Grandes corporations transnationales

Les grandes corporations transnationales disposent de moyens particulièrement convaincants pour protéger leurs intérêts, peu importe le parti au pouvoir : Il leur suffit de véhiculer à mots couverts, ou plus ouvertement si nécessaire, le message à l’effet qu’elles pourraient déménager des activités ou mettre à pied quelques milliers d’employés.

Depuis trente ans, cela provoque inévitablement l’effet de voir les politiciens se bousculer pour promettre des prêts directs ou indirects à des conditions extrêmement favorables , des congés fiscaux, des subventions cachées, etc. , et ce, bien évidemment, en sus des programmes d’aide déjà existants, dont notamment les crédits fiscaux la R&D. En passant, ces crédits ont été augmentés en 2013 pour l’industrie pharmaceutique. Cela n’empêche nullement les entreprises d’encaisser et de fermer des usines si elles trouvent des conditions encore meilleures ailleurs.

Sauf si elles œuvrent dans certains secteurs reliés aux domaines concernés par les enquêtes de l’UPAC (construction, informatique, etc.), ces corporations ne tirent pas d’avantage particulier du système de corruption exposé à la Commission Charbonneau, qu’elles peuvent, elles aussi, voir comme un « concurrent » pour les ressources de l’état. En d’autres termes, elles ne voient pas d’inconvénient à ce que l’abcès soit crevé, mais elles ne souhaitent pas que le débat mène à un resserrement des règles régissant ce que les politiciens peuvent faire avec l’argent des contribuables, d’où leur attitude discrète sur la place publique..

Il y a lieu de remarquer les ingénieurs québécois jouent un rôle primordial dans le succès de ces entreprises, mais visiblement elles estiment qu’elles n’ont pas à prendre la défense de leurs ingénieurs. C’est l’intérêt des actionnaires et non pas celui des employés qui prime.

VOTRE OBJECTIF. Dans le texte sur les grandes corporations transnationales, recopiez tout ce qui va de « Les grandes corporations » jusqu'à « quelques milliers d’employés. ».

LISTE DU MATÉRIEL.
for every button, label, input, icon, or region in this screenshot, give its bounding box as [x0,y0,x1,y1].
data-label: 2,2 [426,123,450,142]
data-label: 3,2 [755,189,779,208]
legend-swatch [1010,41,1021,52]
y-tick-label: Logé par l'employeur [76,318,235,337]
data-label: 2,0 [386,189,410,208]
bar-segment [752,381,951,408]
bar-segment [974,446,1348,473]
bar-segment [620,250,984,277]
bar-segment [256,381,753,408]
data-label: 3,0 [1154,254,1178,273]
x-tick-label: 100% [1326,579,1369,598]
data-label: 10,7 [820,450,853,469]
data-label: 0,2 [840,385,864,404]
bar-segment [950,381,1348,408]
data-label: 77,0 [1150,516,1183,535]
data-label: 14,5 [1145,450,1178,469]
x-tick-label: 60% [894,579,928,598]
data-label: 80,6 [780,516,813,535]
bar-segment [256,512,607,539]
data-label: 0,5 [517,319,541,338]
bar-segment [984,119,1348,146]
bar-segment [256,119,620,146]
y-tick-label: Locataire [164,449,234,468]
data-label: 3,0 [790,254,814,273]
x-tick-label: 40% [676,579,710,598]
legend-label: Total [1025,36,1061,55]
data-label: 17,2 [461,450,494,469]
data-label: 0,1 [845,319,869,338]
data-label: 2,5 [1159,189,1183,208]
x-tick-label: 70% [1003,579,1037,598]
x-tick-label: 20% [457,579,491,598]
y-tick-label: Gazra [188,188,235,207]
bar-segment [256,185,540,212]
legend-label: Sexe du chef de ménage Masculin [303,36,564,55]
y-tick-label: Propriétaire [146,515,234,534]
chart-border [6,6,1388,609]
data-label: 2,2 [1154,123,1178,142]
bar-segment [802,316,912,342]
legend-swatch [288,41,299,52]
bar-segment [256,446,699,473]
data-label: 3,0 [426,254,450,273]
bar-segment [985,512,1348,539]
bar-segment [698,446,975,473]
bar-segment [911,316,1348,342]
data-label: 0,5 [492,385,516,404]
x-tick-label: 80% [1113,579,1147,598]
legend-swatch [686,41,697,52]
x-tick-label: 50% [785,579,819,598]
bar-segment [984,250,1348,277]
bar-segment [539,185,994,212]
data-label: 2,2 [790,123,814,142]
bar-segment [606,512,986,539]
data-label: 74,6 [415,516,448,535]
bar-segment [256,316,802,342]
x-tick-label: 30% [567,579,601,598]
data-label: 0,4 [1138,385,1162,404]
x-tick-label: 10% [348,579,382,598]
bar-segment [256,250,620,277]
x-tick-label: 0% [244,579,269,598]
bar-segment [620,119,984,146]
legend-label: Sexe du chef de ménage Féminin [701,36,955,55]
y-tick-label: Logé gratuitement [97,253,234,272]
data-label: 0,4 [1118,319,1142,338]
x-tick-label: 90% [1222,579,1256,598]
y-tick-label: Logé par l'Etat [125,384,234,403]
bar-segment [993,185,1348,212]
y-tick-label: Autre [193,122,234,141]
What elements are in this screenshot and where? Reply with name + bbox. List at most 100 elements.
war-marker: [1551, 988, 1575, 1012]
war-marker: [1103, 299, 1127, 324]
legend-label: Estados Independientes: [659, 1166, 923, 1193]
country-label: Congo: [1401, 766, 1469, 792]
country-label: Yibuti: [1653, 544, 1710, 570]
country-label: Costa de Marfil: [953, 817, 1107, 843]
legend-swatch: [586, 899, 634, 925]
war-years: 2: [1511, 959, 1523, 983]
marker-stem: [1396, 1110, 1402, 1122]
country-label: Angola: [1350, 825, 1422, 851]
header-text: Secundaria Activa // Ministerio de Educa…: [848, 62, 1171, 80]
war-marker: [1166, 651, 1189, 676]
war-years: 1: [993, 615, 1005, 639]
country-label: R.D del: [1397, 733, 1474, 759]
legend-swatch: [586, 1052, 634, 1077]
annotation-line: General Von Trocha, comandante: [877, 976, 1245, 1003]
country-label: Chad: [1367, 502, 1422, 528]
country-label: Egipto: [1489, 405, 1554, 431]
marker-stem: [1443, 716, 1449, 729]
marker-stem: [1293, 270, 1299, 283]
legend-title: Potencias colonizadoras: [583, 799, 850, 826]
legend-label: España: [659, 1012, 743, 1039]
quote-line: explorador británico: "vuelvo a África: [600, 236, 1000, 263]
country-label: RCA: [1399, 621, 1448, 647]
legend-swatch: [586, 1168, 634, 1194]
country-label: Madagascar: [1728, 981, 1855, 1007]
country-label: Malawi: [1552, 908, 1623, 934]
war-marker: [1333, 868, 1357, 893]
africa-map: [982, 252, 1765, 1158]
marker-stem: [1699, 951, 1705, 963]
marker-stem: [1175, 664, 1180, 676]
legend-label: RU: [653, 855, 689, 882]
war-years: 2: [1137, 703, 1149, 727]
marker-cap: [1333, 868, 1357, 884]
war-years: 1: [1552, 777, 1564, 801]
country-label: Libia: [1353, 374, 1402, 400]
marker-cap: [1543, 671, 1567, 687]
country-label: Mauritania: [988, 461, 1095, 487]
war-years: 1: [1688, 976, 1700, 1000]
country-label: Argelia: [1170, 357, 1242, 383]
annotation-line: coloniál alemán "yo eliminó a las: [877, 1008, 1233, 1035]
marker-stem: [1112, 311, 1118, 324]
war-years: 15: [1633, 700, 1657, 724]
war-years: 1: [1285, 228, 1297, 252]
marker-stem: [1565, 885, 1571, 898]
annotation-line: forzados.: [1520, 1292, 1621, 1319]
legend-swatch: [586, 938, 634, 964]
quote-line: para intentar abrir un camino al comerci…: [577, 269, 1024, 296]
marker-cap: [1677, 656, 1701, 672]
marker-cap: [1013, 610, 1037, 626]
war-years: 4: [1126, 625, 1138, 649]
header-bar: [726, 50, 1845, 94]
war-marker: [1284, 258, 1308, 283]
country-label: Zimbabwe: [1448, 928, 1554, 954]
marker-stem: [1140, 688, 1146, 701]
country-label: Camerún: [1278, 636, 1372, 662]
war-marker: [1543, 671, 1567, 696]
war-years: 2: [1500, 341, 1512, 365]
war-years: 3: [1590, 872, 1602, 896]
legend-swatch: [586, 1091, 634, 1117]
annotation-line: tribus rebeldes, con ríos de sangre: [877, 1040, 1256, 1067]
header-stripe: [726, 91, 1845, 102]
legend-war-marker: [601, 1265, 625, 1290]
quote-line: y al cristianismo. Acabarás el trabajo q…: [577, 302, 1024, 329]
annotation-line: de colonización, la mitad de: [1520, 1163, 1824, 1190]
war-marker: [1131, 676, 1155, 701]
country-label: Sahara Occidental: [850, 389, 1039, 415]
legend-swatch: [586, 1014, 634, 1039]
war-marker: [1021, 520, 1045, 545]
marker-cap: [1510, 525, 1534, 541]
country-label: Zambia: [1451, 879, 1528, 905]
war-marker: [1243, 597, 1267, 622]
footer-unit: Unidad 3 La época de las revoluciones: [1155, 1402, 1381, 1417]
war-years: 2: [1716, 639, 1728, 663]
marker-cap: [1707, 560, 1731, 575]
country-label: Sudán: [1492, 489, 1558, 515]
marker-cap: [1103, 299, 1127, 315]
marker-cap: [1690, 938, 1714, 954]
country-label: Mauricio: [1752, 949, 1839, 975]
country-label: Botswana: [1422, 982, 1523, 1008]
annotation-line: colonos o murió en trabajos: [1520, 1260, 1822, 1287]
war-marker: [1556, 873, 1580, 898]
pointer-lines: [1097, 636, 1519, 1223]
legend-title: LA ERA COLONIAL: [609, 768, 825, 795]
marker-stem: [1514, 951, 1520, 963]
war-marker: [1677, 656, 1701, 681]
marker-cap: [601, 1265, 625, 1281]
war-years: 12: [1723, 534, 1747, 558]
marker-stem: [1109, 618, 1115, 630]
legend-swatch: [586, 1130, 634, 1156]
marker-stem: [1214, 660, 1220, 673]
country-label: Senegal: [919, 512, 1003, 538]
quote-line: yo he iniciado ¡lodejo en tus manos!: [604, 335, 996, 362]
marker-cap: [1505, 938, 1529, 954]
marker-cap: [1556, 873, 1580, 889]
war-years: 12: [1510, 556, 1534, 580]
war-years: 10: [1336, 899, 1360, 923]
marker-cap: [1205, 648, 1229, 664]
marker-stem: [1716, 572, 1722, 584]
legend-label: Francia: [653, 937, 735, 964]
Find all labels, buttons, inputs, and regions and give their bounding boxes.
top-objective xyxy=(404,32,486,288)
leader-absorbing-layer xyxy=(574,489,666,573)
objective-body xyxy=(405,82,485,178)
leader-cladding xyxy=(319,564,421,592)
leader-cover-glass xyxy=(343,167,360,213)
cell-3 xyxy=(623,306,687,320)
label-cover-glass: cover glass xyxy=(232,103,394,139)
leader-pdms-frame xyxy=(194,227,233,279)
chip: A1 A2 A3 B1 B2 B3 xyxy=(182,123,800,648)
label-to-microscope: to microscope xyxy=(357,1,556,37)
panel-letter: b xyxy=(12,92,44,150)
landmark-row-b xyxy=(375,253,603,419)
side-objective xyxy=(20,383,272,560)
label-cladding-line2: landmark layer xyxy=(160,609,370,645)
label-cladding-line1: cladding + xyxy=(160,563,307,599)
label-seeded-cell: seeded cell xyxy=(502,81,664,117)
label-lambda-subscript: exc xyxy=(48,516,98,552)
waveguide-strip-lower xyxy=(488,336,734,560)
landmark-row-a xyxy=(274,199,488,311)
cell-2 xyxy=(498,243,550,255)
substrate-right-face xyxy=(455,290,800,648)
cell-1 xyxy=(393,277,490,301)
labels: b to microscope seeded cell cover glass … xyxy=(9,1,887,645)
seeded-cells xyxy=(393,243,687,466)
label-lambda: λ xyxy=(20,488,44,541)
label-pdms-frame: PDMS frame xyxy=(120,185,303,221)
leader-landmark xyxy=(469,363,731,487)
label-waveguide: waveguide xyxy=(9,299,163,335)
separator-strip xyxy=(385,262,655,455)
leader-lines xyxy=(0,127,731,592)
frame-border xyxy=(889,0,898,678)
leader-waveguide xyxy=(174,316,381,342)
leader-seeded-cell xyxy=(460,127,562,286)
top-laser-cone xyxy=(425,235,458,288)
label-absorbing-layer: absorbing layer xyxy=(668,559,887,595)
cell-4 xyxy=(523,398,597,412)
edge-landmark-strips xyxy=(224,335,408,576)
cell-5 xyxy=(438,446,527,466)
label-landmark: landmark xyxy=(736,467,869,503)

RÉSULTAT OBTENU.
Les grandes corporations transnationales disposent de moyens particulièrement convaincants pour protéger leurs intérêts, peu importe le parti au pouvoir : Il leur suffit de véhiculer à mots couverts, ou plus ouvertement si nécessaire, le message à l’effet qu’elles pourraient déménager des activités ou mettre à pied quelques milliers d’employés.